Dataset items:

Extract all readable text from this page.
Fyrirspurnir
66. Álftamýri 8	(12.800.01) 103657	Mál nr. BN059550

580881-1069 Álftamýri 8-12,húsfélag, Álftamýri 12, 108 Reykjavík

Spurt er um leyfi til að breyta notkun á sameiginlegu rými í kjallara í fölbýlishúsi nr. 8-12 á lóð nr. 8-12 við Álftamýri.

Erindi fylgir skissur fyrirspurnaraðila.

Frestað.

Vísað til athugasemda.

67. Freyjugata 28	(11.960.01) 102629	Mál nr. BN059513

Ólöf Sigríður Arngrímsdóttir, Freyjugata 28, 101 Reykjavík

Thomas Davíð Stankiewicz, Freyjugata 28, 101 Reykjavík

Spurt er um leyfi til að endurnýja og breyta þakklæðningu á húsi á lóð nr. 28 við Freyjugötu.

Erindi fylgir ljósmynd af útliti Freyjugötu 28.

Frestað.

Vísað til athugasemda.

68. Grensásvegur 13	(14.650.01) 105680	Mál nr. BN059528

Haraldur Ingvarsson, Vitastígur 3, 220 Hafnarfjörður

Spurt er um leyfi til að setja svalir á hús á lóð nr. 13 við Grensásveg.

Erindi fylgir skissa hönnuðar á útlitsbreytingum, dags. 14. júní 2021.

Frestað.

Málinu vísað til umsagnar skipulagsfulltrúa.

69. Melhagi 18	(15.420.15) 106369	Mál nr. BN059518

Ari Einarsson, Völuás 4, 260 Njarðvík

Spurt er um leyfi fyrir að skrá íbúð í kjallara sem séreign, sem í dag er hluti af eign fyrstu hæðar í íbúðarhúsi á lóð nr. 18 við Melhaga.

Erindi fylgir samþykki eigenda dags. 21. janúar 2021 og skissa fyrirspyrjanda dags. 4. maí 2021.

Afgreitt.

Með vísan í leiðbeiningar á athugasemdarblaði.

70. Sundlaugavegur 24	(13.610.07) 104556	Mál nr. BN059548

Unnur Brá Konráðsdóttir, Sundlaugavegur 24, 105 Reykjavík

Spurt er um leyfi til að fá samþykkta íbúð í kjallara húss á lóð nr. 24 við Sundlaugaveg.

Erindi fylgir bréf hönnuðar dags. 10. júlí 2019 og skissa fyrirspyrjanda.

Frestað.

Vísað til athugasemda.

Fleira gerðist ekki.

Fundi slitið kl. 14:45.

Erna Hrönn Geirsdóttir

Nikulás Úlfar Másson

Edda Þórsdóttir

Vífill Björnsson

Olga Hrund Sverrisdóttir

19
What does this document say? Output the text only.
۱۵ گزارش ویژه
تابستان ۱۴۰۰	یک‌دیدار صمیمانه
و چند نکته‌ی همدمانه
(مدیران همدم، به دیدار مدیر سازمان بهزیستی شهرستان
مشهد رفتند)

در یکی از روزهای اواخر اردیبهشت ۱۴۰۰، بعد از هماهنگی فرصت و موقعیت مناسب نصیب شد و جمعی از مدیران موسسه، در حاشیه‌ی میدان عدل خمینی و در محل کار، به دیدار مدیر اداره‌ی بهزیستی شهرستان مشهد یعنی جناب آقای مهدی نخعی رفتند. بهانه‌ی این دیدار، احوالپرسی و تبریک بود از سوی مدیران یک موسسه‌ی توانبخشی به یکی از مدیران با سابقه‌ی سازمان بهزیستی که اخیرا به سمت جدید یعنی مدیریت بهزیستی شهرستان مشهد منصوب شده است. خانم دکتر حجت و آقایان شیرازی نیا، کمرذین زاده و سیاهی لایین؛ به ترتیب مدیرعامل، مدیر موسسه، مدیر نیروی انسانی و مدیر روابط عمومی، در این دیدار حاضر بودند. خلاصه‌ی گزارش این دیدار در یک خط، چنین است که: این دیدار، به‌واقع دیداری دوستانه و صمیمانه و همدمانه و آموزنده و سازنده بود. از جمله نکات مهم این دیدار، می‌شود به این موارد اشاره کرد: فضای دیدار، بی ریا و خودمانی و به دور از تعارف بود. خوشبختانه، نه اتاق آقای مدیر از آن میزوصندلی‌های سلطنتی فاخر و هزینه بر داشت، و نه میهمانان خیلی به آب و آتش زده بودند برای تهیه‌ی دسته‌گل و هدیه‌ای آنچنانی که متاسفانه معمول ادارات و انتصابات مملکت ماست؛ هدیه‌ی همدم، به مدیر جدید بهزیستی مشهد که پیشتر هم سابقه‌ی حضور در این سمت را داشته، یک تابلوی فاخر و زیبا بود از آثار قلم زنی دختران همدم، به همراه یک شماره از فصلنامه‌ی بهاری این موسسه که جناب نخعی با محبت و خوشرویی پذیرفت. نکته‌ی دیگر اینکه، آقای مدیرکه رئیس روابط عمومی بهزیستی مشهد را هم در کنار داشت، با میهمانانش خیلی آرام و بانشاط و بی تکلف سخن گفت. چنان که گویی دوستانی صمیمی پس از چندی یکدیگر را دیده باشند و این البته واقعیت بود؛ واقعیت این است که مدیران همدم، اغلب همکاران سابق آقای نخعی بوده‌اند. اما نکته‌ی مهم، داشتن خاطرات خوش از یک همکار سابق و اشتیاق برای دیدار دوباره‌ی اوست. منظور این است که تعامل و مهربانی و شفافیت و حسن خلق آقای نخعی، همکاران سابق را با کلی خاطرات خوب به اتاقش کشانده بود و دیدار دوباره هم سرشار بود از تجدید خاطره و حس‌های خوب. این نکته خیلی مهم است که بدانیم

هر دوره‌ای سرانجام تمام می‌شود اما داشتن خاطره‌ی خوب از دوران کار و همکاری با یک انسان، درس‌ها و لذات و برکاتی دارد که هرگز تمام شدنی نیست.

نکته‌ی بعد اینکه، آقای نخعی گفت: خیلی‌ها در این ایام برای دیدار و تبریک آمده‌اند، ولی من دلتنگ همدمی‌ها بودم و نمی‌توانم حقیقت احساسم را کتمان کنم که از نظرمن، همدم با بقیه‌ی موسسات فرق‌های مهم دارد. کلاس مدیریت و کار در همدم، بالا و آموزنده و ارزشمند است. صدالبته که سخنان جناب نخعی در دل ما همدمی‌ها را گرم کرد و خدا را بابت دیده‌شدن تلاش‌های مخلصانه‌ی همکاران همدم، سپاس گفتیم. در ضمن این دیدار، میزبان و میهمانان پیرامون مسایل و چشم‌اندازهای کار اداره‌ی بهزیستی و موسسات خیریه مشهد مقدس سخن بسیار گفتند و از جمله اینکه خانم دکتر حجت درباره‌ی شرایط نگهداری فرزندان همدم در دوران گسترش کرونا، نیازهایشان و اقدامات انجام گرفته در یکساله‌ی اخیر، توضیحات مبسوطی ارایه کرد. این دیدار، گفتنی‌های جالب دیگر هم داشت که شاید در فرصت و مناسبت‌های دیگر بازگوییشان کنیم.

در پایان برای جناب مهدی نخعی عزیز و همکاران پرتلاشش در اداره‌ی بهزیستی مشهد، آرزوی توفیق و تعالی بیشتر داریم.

→ Work to be completed: The listing above must be transcribed exactly, line by line.

→ Result of the task:
Extract all readable text from this page.
Fyrirspurnir
66. Álftamýri 8	(12.800.01) 103657	Mál nr. BN059550

580881-1069 Álftamýri 8-12,húsfélag, Álftamýri 12, 108 Reykjavík

Spurt er um leyfi til að breyta notkun á sameiginlegu rými í kjallara í fölbýlishúsi nr. 8-12 á lóð nr. 8-12 við Álftamýri.

Erindi fylgir skissur fyrirspurnaraðila.

Frestað.

Vísað til athugasemda.

67. Freyjugata 28	(11.960.01) 102629	Mál nr. BN059513

Ólöf Sigríður Arngrímsdóttir, Freyjugata 28, 101 Reykjavík

Thomas Davíð Stankiewicz, Freyjugata 28, 101 Reykjavík

Spurt er um leyfi til að endurnýja og breyta þakklæðningu á húsi á lóð nr. 28 við Freyjugötu.

Erindi fylgir ljósmynd af útliti Freyjugötu 28.

Frestað.

Vísað til athugasemda.

68. Grensásvegur 13	(14.650.01) 105680	Mál nr. BN059528

Haraldur Ingvarsson, Vitastígur 3, 220 Hafnarfjörður

Spurt er um leyfi til að setja svalir á hús á lóð nr. 13 við Grensásveg.

Erindi fylgir skissa hönnuðar á útlitsbreytingum, dags. 14. júní 2021.

Frestað.

Málinu vísað til umsagnar skipulagsfulltrúa.

69. Melhagi 18	(15.420.15) 106369	Mál nr. BN059518

Ari Einarsson, Völuás 4, 260 Njarðvík

Spurt er um leyfi fyrir að skrá íbúð í kjallara sem séreign, sem í dag er hluti af eign fyrstu hæðar í íbúðarhúsi á lóð nr. 18 við Melhaga.

Erindi fylgir samþykki eigenda dags. 21. janúar 2021 og skissa fyrirspyrjanda dags. 4. maí 2021.

Afgreitt.

Með vísan í leiðbeiningar á athugasemdarblaði.

70. Sundlaugavegur 24	(13.610.07) 104556	Mál nr. BN059548

Unnur Brá Konráðsdóttir, Sundlaugavegur 24, 105 Reykjavík

Spurt er um leyfi til að fá samþykkta íbúð í kjallara húss á lóð nr. 24 við Sundlaugaveg.

Erindi fylgir bréf hönnuðar dags. 10. júlí 2019 og skissa fyrirspyrjanda.

Frestað.

Vísað til athugasemda.

Fleira gerðist ekki.

Fundi slitið kl. 14:45.

Erna Hrönn Geirsdóttir

Nikulás Úlfar Másson

Edda Þórsdóttir

Vífill Björnsson

Olga Hrund Sverrisdóttir

19
What does this document say? Output the text only.
۱۵ گزارش ویژه
تابستان ۱۴۰۰	یک‌دیدار صمیمانه
و چند نکته‌ی همدمانه
(مدیران همدم، به دیدار مدیر سازمان بهزیستی شهرستان
مشهد رفتند)

در یکی از روزهای اواخر اردیبهشت ۱۴۰۰، بعد از هماهنگی فرصت و موقعیت مناسب نصیب شد و جمعی از مدیران موسسه، در حاشیه‌ی میدان عدل خمینی و در محل کار، به دیدار مدیر اداره‌ی بهزیستی شهرستان مشهد یعنی جناب آقای مهدی نخعی رفتند. بهانه‌ی این دیدار، احوالپرسی و تبریک بود از سوی مدیران یک موسسه‌ی توانبخشی به یکی از مدیران با سابقه‌ی سازمان بهزیستی که اخیرا به سمت جدید یعنی مدیریت بهزیستی شهرستان مشهد منصوب شده است. خانم دکتر حجت و آقایان شیرازی نیا، کمرذین زاده و سیاهی لایین؛ به ترتیب مدیرعامل، مدیر موسسه، مدیر نیروی انسانی و مدیر روابط عمومی، در این دیدار حاضر بودند. خلاصه‌ی گزارش این دیدار در یک خط، چنین است که: این دیدار، به‌واقع دیداری دوستانه و صمیمانه و همدمانه و آموزنده و سازنده بود. از جمله نکات مهم این دیدار، می‌شود به این موارد اشاره کرد: فضای دیدار، بی ریا و خودمانی و به دور از تعارف بود. خوشبختانه، نه اتاق آقای مدیر از آن میزوصندلی‌های سلطنتی فاخر و هزینه بر داشت، و نه میهمانان خیلی به آب و آتش زده بودند برای تهیه‌ی دسته‌گل و هدیه‌ای آنچنانی که متاسفانه معمول ادارات و انتصابات مملکت ماست؛ هدیه‌ی همدم، به مدیر جدید بهزیستی مشهد که پیشتر هم سابقه‌ی حضور در این سمت را داشته، یک تابلوی فاخر و زیبا بود از آثار قلم زنی دختران همدم، به همراه یک شماره از فصلنامه‌ی بهاری این موسسه که جناب نخعی با محبت و خوشرویی پذیرفت. نکته‌ی دیگر اینکه، آقای مدیرکه رئیس روابط عمومی بهزیستی مشهد را هم در کنار داشت، با میهمانانش خیلی آرام و بانشاط و بی تکلف سخن گفت. چنان که گویی دوستانی صمیمی پس از چندی یکدیگر را دیده باشند و این البته واقعیت بود؛ واقعیت این است که مدیران همدم، اغلب همکاران سابق آقای نخعی بوده‌اند. اما نکته‌ی مهم، داشتن خاطرات خوش از یک همکار سابق و اشتیاق برای دیدار دوباره‌ی اوست. منظور این است که تعامل و مهربانی و شفافیت و حسن خلق آقای نخعی، همکاران سابق را با کلی خاطرات خوب به اتاقش کشانده بود و دیدار دوباره هم سرشار بود از تجدید خاطره و حس‌های خوب. این نکته خیلی مهم است که بدانیم

هر دوره‌ای سرانجام تمام می‌شود اما داشتن خاطره‌ی خوب از دوران کار و همکاری با یک انسان، درس‌ها و لذات و برکاتی دارد که هرگز تمام شدنی نیست.

نکته‌ی بعد اینکه، آقای نخعی گفت: خیلی‌ها در این ایام برای دیدار و تبریک آمده‌اند، ولی من دلتنگ همدمی‌ها بودم و نمی‌توانم حقیقت احساسم را کتمان کنم که از نظرمن، همدم با بقیه‌ی موسسات فرق‌های مهم دارد. کلاس مدیریت و کار در همدم، بالا و آموزنده و ارزشمند است. صدالبته که سخنان جناب نخعی در دل ما همدمی‌ها را گرم کرد و خدا را بابت دیده‌شدن تلاش‌های مخلصانه‌ی همکاران همدم، سپاس گفتیم. در ضمن این دیدار، میزبان و میهمانان پیرامون مسایل و چشم‌اندازهای کار اداره‌ی بهزیستی و موسسات خیریه مشهد مقدس سخن بسیار گفتند و از جمله اینکه خانم دکتر حجت درباره‌ی شرایط نگهداری فرزندان همدم در دوران گسترش کرونا، نیازهایشان و اقدامات انجام گرفته در یکساله‌ی اخیر، توضیحات مبسوطی ارایه کرد. این دیدار، گفتنی‌های جالب دیگر هم داشت که شاید در فرصت و مناسبت‌های دیگر بازگوییشان کنیم.

در پایان برای جناب مهدی نخعی عزیز و همکاران پرتلاشش در اداره‌ی بهزیستی مشهد، آرزوی توفیق و تعالی بیشتر داریم.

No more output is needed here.